- STATED GOAL:
For this exercise, copy out each line of the material below that includes "República".

- RECORDS SUPPLIED:

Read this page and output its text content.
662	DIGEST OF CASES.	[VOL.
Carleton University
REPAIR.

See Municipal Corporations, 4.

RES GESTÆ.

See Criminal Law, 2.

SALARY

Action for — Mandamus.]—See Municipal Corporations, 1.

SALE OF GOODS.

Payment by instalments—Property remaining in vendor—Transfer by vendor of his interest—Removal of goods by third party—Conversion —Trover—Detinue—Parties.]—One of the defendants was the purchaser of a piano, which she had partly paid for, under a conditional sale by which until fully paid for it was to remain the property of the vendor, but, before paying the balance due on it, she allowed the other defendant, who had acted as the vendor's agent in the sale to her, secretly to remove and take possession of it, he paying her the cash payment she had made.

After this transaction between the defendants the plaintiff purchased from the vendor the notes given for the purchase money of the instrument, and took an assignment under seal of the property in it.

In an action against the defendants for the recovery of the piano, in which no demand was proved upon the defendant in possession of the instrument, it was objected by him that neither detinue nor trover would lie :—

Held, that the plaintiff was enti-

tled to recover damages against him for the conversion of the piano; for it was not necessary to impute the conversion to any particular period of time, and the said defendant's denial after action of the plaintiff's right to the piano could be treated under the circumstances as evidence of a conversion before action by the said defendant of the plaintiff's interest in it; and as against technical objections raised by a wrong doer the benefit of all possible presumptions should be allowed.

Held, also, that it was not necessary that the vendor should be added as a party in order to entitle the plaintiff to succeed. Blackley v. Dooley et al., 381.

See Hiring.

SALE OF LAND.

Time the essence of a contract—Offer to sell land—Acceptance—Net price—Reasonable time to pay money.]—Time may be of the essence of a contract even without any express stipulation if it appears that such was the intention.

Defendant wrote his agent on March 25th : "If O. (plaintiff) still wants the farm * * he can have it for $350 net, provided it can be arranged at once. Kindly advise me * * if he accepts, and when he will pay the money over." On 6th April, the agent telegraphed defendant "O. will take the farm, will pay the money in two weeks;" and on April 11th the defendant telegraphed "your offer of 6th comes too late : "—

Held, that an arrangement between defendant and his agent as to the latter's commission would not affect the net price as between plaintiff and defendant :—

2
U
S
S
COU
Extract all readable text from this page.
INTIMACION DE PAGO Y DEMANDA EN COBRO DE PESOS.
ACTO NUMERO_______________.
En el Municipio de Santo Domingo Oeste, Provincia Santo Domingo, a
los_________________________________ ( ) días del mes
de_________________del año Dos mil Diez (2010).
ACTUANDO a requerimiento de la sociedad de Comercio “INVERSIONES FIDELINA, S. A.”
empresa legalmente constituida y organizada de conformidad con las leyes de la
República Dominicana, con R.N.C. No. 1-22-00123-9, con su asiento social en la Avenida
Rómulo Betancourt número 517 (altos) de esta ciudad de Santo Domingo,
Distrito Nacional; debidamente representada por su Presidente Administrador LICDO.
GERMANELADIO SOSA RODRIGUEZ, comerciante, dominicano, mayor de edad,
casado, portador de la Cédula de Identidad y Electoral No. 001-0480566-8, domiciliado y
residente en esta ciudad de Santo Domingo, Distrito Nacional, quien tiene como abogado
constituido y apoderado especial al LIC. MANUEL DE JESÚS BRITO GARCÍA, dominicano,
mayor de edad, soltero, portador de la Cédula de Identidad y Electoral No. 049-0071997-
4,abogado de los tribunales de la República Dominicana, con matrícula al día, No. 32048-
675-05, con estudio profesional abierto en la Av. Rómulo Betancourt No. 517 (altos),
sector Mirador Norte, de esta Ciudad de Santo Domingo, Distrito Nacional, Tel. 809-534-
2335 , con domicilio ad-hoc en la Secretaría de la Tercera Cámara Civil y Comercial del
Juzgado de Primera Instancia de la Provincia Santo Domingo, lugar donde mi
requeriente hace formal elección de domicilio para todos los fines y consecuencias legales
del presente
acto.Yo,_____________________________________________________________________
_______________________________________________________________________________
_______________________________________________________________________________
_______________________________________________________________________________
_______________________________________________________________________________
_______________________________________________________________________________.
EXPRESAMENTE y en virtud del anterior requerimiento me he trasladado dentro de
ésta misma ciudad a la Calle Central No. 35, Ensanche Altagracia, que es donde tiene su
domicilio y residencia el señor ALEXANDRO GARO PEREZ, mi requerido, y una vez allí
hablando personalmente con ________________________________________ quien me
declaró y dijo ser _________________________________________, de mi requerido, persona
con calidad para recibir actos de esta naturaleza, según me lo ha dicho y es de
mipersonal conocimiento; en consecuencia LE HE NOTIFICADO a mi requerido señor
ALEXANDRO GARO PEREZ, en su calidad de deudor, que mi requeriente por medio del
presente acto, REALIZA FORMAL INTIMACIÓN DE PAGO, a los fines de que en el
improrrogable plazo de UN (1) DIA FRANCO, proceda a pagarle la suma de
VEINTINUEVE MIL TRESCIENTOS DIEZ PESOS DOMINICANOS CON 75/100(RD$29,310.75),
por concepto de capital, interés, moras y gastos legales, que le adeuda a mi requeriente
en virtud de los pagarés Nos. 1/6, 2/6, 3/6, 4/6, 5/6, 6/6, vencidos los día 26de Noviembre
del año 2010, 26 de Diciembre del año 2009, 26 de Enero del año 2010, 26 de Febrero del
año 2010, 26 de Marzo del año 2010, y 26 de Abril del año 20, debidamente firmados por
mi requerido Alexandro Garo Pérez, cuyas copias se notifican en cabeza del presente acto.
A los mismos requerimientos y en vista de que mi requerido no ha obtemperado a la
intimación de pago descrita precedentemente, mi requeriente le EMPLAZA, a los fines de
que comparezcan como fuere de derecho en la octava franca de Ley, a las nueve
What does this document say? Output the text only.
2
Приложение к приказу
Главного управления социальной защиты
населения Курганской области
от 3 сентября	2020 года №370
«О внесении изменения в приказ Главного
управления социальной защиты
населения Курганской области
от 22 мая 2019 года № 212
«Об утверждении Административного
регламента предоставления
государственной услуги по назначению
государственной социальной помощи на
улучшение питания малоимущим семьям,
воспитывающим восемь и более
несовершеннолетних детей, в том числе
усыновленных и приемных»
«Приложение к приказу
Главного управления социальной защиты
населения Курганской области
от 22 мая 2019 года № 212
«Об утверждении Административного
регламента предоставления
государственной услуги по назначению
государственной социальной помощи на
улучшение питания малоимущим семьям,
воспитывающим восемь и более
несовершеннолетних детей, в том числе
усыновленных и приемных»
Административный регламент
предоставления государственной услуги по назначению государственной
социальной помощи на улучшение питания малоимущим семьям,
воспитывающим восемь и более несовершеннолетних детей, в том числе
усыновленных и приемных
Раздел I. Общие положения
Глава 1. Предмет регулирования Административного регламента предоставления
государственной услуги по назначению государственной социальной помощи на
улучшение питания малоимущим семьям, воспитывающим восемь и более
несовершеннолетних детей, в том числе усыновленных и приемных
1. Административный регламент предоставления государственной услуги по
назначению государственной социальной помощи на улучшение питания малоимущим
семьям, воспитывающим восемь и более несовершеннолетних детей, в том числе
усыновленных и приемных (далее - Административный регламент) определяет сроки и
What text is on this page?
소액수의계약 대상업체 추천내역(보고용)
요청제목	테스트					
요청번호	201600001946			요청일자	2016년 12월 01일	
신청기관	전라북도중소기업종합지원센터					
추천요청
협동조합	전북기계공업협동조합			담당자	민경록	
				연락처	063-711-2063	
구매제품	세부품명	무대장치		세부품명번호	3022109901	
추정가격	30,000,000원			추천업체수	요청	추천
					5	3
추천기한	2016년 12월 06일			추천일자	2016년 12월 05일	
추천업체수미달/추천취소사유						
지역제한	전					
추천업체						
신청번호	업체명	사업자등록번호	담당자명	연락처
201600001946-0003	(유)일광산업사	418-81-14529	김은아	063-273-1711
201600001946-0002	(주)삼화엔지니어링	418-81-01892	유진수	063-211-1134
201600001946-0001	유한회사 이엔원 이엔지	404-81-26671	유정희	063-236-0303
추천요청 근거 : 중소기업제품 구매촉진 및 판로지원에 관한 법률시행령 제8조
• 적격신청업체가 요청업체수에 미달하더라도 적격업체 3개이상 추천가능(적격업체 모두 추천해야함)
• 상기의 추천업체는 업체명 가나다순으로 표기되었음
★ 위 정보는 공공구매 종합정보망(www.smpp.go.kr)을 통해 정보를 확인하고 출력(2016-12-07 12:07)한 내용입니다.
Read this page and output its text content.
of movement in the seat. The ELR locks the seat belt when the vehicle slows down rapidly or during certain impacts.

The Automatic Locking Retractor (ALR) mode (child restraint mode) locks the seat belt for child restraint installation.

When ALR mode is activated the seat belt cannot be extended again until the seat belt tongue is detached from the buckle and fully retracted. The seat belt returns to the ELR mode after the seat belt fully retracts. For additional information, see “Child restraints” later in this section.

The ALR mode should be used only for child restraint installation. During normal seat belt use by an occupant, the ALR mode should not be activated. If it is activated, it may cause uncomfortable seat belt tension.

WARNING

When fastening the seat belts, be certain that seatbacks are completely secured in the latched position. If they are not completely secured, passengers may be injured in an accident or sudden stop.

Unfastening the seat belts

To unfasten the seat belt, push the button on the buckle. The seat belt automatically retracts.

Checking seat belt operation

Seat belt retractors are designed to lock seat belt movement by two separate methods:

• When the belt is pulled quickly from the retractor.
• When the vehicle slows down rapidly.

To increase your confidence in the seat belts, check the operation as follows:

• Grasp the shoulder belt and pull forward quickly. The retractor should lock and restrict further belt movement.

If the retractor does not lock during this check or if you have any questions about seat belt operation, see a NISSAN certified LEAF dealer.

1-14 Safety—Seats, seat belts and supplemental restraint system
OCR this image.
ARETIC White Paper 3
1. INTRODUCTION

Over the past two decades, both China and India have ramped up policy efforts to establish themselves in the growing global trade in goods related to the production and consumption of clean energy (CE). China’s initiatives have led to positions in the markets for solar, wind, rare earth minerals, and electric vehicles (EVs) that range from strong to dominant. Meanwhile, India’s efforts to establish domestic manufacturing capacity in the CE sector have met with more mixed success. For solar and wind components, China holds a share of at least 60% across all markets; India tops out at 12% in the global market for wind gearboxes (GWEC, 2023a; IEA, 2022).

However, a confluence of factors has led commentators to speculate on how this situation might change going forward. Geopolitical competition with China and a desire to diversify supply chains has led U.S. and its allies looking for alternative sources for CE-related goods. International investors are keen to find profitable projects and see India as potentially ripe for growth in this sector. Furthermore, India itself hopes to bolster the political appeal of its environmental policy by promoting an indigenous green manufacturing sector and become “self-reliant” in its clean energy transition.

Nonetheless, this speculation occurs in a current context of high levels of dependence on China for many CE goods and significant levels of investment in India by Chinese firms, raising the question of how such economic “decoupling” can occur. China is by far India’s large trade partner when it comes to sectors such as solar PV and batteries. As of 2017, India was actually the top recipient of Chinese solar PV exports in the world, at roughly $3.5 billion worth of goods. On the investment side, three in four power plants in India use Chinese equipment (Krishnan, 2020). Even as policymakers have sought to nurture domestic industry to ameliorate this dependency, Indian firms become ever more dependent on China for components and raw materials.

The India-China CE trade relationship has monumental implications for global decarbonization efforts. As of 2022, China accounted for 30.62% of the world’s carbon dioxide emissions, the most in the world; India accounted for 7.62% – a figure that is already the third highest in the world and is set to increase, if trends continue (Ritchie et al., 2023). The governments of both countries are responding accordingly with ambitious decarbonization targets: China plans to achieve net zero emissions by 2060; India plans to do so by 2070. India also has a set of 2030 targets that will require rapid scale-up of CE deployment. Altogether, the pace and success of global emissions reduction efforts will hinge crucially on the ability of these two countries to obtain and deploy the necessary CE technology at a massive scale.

- TASK OUTPUT:
República Dominicana, con R.N.C. No. 1-22-00123-9, con su asiento social en la Avenida
4,abogado de los tribunales de la República Dominicana, con matrícula al día, No. 32048-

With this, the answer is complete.